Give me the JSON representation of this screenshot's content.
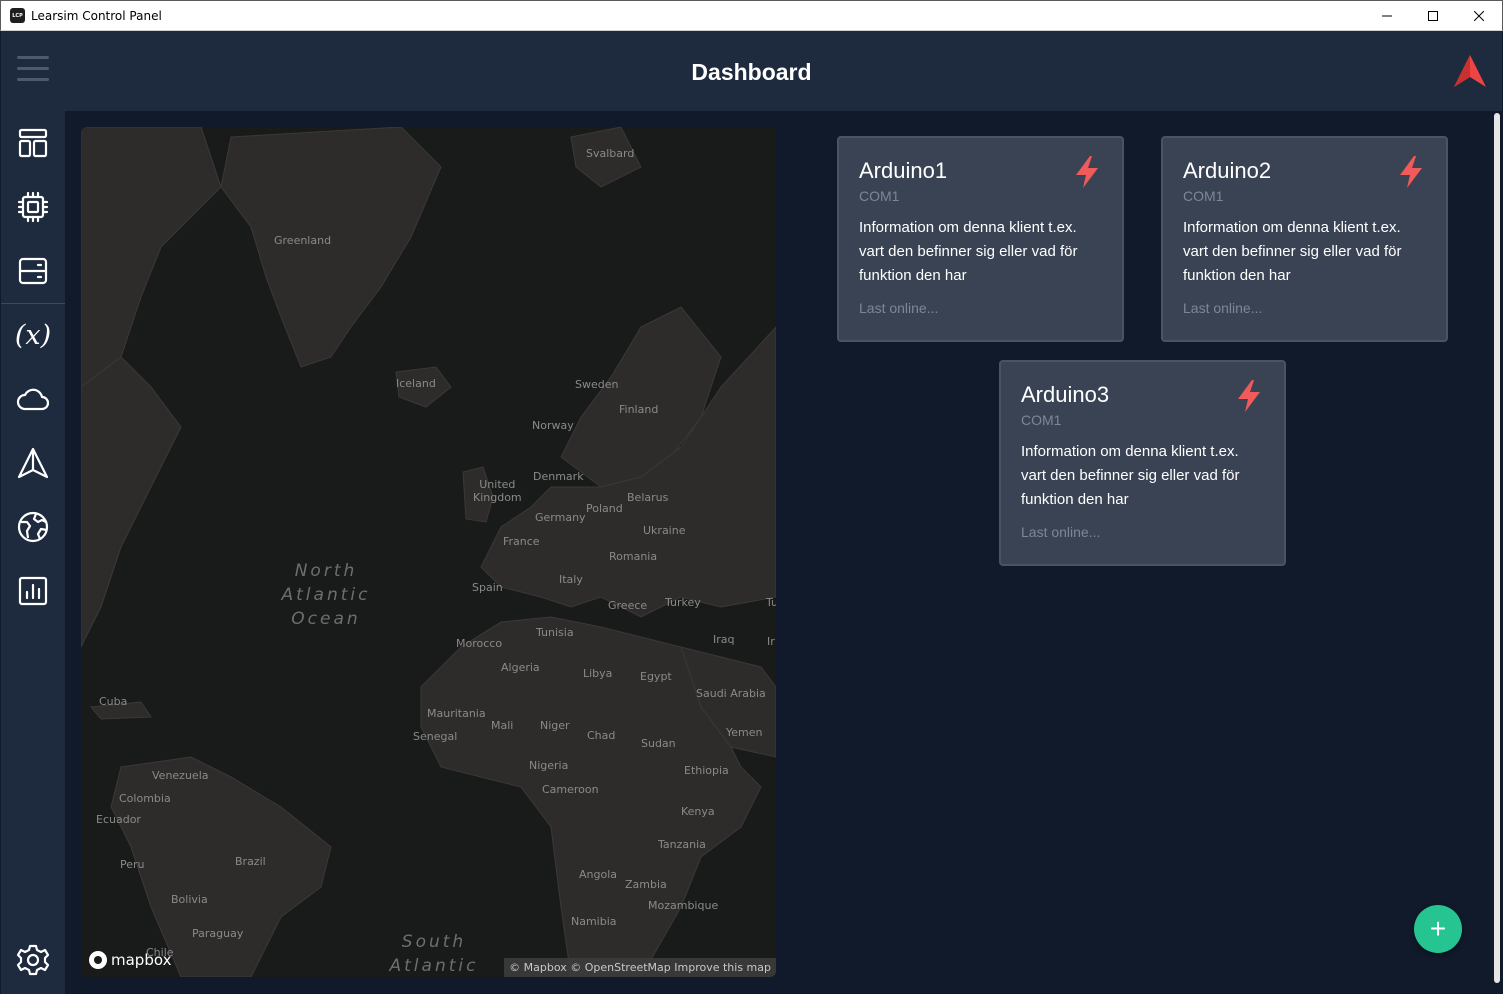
{
  "window": {
    "title": "Learsim Control Panel",
    "icon_text": "LCP",
    "controls": [
      "minimize-icon",
      "maximize-icon",
      "close-icon"
    ]
  },
  "header": {
    "title": "Dashboard",
    "logo": "learsim-logo-icon",
    "accent_color": "#ee4444"
  },
  "sidebar": {
    "items": [
      {
        "icon": "dashboard-icon"
      },
      {
        "icon": "chip-icon"
      },
      {
        "icon": "server-icon"
      },
      {
        "icon": "variable-icon",
        "glyph": "(x)"
      },
      {
        "icon": "cloud-icon"
      },
      {
        "icon": "navigation-icon"
      },
      {
        "icon": "globe-icon"
      },
      {
        "icon": "chart-icon"
      }
    ],
    "settings_icon": "gear-icon"
  },
  "map": {
    "labels": {
      "svalbard": "Svalbard",
      "greenland": "Greenland",
      "iceland": "Iceland",
      "sweden": "Sweden",
      "finland": "Finland",
      "norway": "Norway",
      "denmark": "Denmark",
      "uk": "United\nKingdom",
      "belarus": "Belarus",
      "poland": "Poland",
      "germany": "Germany",
      "ukraine": "Ukraine",
      "france": "France",
      "romania": "Romania",
      "spain": "Spain",
      "italy": "Italy",
      "greece": "Greece",
      "turkey": "Turkey",
      "iraq": "Iraq",
      "tunisia": "Tunisia",
      "morocco": "Morocco",
      "algeria": "Algeria",
      "libya": "Libya",
      "egypt": "Egypt",
      "saudi": "Saudi Arabia",
      "cuba": "Cuba",
      "mauritania": "Mauritania",
      "mali": "Mali",
      "niger": "Niger",
      "chad": "Chad",
      "sudan": "Sudan",
      "yemen": "Yemen",
      "senegal": "Senegal",
      "venezuela": "Venezuela",
      "nigeria": "Nigeria",
      "ethiopia": "Ethiopia",
      "cameroon": "Cameroon",
      "colombia": "Colombia",
      "kenya": "Kenya",
      "ecuador": "Ecuador",
      "tanzania": "Tanzania",
      "peru": "Peru",
      "brazil": "Brazil",
      "angola": "Angola",
      "zambia": "Zambia",
      "bolivia": "Bolivia",
      "mozambique": "Mozambique",
      "paraguay": "Paraguay",
      "namibia": "Namibia",
      "chile": "Chile",
      "tr_edge": "Tu",
      "ir_edge": "Ir"
    },
    "ocean_north": "North\nAtlantic\nOcean",
    "ocean_south": "South\nAtlantic",
    "logo_text": "mapbox",
    "attribution": "© Mapbox © OpenStreetMap Improve this map"
  },
  "cards": [
    {
      "name": "Arduino1",
      "port": "COM1",
      "description": "Information om denna klient t.ex. vart den befinner sig eller vad för funktion den har",
      "last_online": "Last online...",
      "status_icon": "bolt-icon"
    },
    {
      "name": "Arduino2",
      "port": "COM1",
      "description": "Information om denna klient t.ex. vart den befinner sig eller vad för funktion den har",
      "last_online": "Last online...",
      "status_icon": "bolt-icon"
    },
    {
      "name": "Arduino3",
      "port": "COM1",
      "description": "Information om denna klient t.ex. vart den befinner sig eller vad för funktion den har",
      "last_online": "Last online...",
      "status_icon": "bolt-icon"
    }
  ],
  "fab": {
    "label": "+",
    "color": "#25c490"
  }
}
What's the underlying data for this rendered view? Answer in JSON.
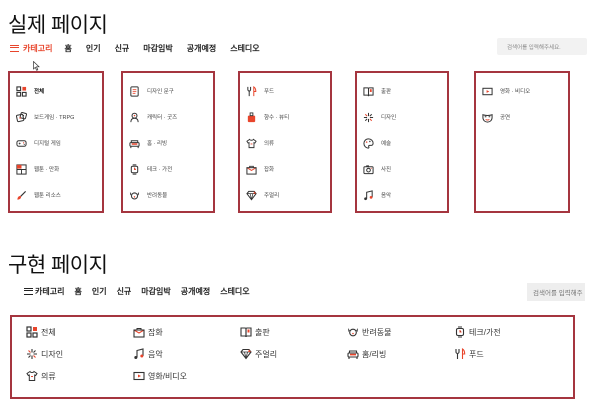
{
  "actual": {
    "title": "실제 페이지",
    "nav": {
      "category": "카테고리",
      "items": [
        "홈",
        "인기",
        "신규",
        "마감임박",
        "공개예정",
        "스테디오"
      ]
    },
    "search_placeholder": "검색어를 입력해주세요.",
    "columns": [
      [
        {
          "label": "전체",
          "icon": "grid-icon",
          "active": true
        },
        {
          "label": "보드게임 · TRPG",
          "icon": "dice-icon"
        },
        {
          "label": "디지털 게임",
          "icon": "gamepad-icon"
        },
        {
          "label": "웹툰 · 만화",
          "icon": "comic-icon"
        },
        {
          "label": "웹툰 리소스",
          "icon": "brush-icon"
        }
      ],
      [
        {
          "label": "디자인 문구",
          "icon": "notebook-icon"
        },
        {
          "label": "캐릭터 · 굿즈",
          "icon": "character-icon"
        },
        {
          "label": "홈 · 리빙",
          "icon": "sofa-icon"
        },
        {
          "label": "테크 · 가전",
          "icon": "watch-icon"
        },
        {
          "label": "반려동물",
          "icon": "dog-icon"
        }
      ],
      [
        {
          "label": "푸드",
          "icon": "utensils-icon"
        },
        {
          "label": "향수 · 뷰티",
          "icon": "perfume-icon"
        },
        {
          "label": "의류",
          "icon": "shirt-icon"
        },
        {
          "label": "잡화",
          "icon": "bag-icon"
        },
        {
          "label": "주얼리",
          "icon": "diamond-icon"
        }
      ],
      [
        {
          "label": "출판",
          "icon": "book-icon"
        },
        {
          "label": "디자인",
          "icon": "sparkle-icon"
        },
        {
          "label": "예술",
          "icon": "palette-icon"
        },
        {
          "label": "사진",
          "icon": "camera-icon"
        },
        {
          "label": "음악",
          "icon": "music-icon"
        }
      ],
      [
        {
          "label": "영화 · 비디오",
          "icon": "video-icon"
        },
        {
          "label": "공연",
          "icon": "mask-icon"
        }
      ]
    ]
  },
  "implemented": {
    "title": "구현 페이지",
    "nav": {
      "category": "카테고리",
      "items": [
        "홈",
        "인기",
        "신규",
        "마감임박",
        "공개예정",
        "스테디오"
      ]
    },
    "search_placeholder": "검색어를 입력해주",
    "items": [
      {
        "label": "전체",
        "icon": "grid-icon"
      },
      {
        "label": "잡화",
        "icon": "bag-icon"
      },
      {
        "label": "출판",
        "icon": "book-icon"
      },
      {
        "label": "반려동물",
        "icon": "dog-icon"
      },
      {
        "label": "테크/가전",
        "icon": "watch-icon"
      },
      {
        "label": "디자인",
        "icon": "sparkle-icon"
      },
      {
        "label": "음악",
        "icon": "music-icon"
      },
      {
        "label": "주얼리",
        "icon": "diamond-icon"
      },
      {
        "label": "홈/리빙",
        "icon": "sofa-icon"
      },
      {
        "label": "푸드",
        "icon": "utensils-icon"
      },
      {
        "label": "의류",
        "icon": "shirt-icon"
      },
      {
        "label": "영화/비디오",
        "icon": "video-icon"
      }
    ]
  },
  "colors": {
    "accent": "#e8452c",
    "frame": "#a5353f"
  }
}
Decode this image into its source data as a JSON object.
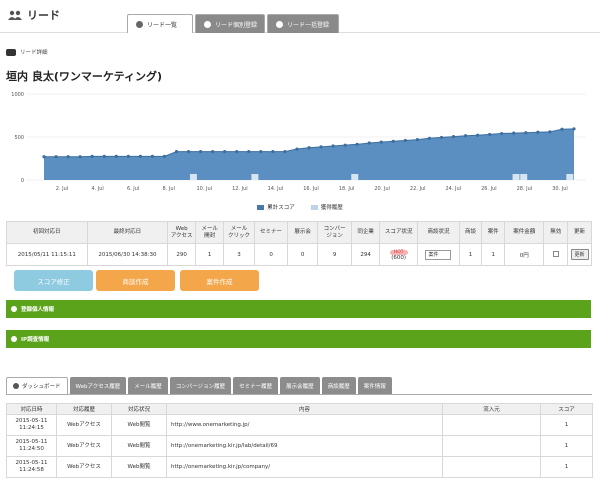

____

Task objective: Copy out all of the data word for word. Do not carry over any picture.

Solution to this task:
Give me the JSON representation of this screenshot's content.
{
  "window": {
    "title": "Learsim Control Panel",
    "icon_text": "LCP",
    "controls": [
      "minimize-icon",
      "maximize-icon",
      "close-icon"
    ]
  },
  "header": {
    "title": "Dashboard",
    "logo": "learsim-logo-icon",
    "accent_color": "#ee4444"
  },
  "sidebar": {
    "items": [
      {
        "icon": "dashboard-icon"
      },
      {
        "icon": "chip-icon"
      },
      {
        "icon": "server-icon"
      },
      {
        "icon": "variable-icon",
        "glyph": "(x)"
      },
      {
        "icon": "cloud-icon"
      },
      {
        "icon": "navigation-icon"
      },
      {
        "icon": "globe-icon"
      },
      {
        "icon": "chart-icon"
      }
    ],
    "settings_icon": "gear-icon"
  },
  "map": {
    "labels": {
      "svalbard": "Svalbard",
      "greenland": "Greenland",
      "iceland": "Iceland",
      "sweden": "Sweden",
      "finland": "Finland",
      "norway": "Norway",
      "denmark": "Denmark",
      "uk": "United\nKingdom",
      "belarus": "Belarus",
      "poland": "Poland",
      "germany": "Germany",
      "ukraine": "Ukraine",
      "france": "France",
      "romania": "Romania",
      "spain": "Spain",
      "italy": "Italy",
      "greece": "Greece",
      "turkey": "Turkey",
      "iraq": "Iraq",
      "tunisia": "Tunisia",
      "morocco": "Morocco",
      "algeria": "Algeria",
      "libya": "Libya",
      "egypt": "Egypt",
      "saudi": "Saudi Arabia",
      "cuba": "Cuba",
      "mauritania": "Mauritania",
      "mali": "Mali",
      "niger": "Niger",
      "chad": "Chad",
      "sudan": "Sudan",
      "yemen": "Yemen",
      "senegal": "Senegal",
      "venezuela": "Venezuela",
      "nigeria": "Nigeria",
      "ethiopia": "Ethiopia",
      "cameroon": "Cameroon",
      "colombia": "Colombia",
      "kenya": "Kenya",
      "ecuador": "Ecuador",
      "tanzania": "Tanzania",
      "peru": "Peru",
      "brazil": "Brazil",
      "angola": "Angola",
      "zambia": "Zambia",
      "bolivia": "Bolivia",
      "mozambique": "Mozambique",
      "paraguay": "Paraguay",
      "namibia": "Namibia",
      "chile": "Chile",
      "tr_edge": "Tu",
      "ir_edge": "Ir"
    },
    "ocean_north": "North\nAtlantic\nOcean",
    "ocean_south": "South\nAtlantic",
    "logo_text": "mapbox",
    "attribution": "© Mapbox © OpenStreetMap Improve this map"
  },
  "cards": [
    {
      "name": "Arduino1",
      "port": "COM1",
      "description": "Information om denna klient t.ex. vart den befinner sig eller vad för funktion den har",
      "last_online": "Last online...",
      "status_icon": "bolt-icon"
    },
    {
      "name": "Arduino2",
      "port": "COM1",
      "description": "Information om denna klient t.ex. vart den befinner sig eller vad för funktion den har",
      "last_online": "Last online...",
      "status_icon": "bolt-icon"
    },
    {
      "name": "Arduino3",
      "port": "COM1",
      "description": "Information om denna klient t.ex. vart den befinner sig eller vad för funktion den har",
      "last_online": "Last online...",
      "status_icon": "bolt-icon"
    }
  ],
  "fab": {
    "label": "+",
    "color": "#25c490"
  }
}
What's the underlying data for this rendered view? Answer in JSON.
{
  "actual": {
    "title": "실제 페이지",
    "nav": {
      "category": "카테고리",
      "items": [
        "홈",
        "인기",
        "신규",
        "마감임박",
        "공개예정",
        "스테디오"
      ]
    },
    "search_placeholder": "검색어를 입력해주세요.",
    "columns": [
      [
        {
          "label": "전체",
          "icon": "grid-icon",
          "active": true
        },
        {
          "label": "보드게임 · TRPG",
          "icon": "dice-icon"
        },
        {
          "label": "디지털 게임",
          "icon": "gamepad-icon"
        },
        {
          "label": "웹툰 · 만화",
          "icon": "comic-icon"
        },
        {
          "label": "웹툰 리소스",
          "icon": "brush-icon"
        }
      ],
      [
        {
          "label": "디자인 문구",
          "icon": "notebook-icon"
        },
        {
          "label": "캐릭터 · 굿즈",
          "icon": "character-icon"
        },
        {
          "label": "홈 · 리빙",
          "icon": "sofa-icon"
        },
        {
          "label": "테크 · 가전",
          "icon": "watch-icon"
        },
        {
          "label": "반려동물",
          "icon": "dog-icon"
        }
      ],
      [
        {
          "label": "푸드",
          "icon": "utensils-icon"
        },
        {
          "label": "향수 · 뷰티",
          "icon": "perfume-icon"
        },
        {
          "label": "의류",
          "icon": "shirt-icon"
        },
        {
          "label": "잡화",
          "icon": "bag-icon"
        },
        {
          "label": "주얼리",
          "icon": "diamond-icon"
        }
      ],
      [
        {
          "label": "출판",
          "icon": "book-icon"
        },
        {
          "label": "디자인",
          "icon": "sparkle-icon"
        },
        {
          "label": "예술",
          "icon": "palette-icon"
        },
        {
          "label": "사진",
          "icon": "camera-icon"
        },
        {
          "label": "음악",
          "icon": "music-icon"
        }
      ],
      [
        {
          "label": "영화 · 비디오",
          "icon": "video-icon"
        },
        {
          "label": "공연",
          "icon": "mask-icon"
        }
      ]
    ]
  },
  "implemented": {
    "title": "구현 페이지",
    "nav": {
      "category": "카테고리",
      "items": [
        "홈",
        "인기",
        "신규",
        "마감임박",
        "공개예정",
        "스테디오"
      ]
    },
    "search_placeholder": "검색어를 입력해주",
    "items": [
      {
        "label": "전체",
        "icon": "grid-icon"
      },
      {
        "label": "잡화",
        "icon": "bag-icon"
      },
      {
        "label": "출판",
        "icon": "book-icon"
      },
      {
        "label": "반려동물",
        "icon": "dog-icon"
      },
      {
        "label": "테크/가전",
        "icon": "watch-icon"
      },
      {
        "label": "디자인",
        "icon": "sparkle-icon"
      },
      {
        "label": "음악",
        "icon": "music-icon"
      },
      {
        "label": "주얼리",
        "icon": "diamond-icon"
      },
      {
        "label": "홈/리빙",
        "icon": "sofa-icon"
      },
      {
        "label": "푸드",
        "icon": "utensils-icon"
      },
      {
        "label": "의류",
        "icon": "shirt-icon"
      },
      {
        "label": "영화/비디오",
        "icon": "video-icon"
      }
    ]
  },
  "colors": {
    "accent": "#e8452c",
    "frame": "#a5353f"
  }
}
Decode this image into its source data as a JSON object.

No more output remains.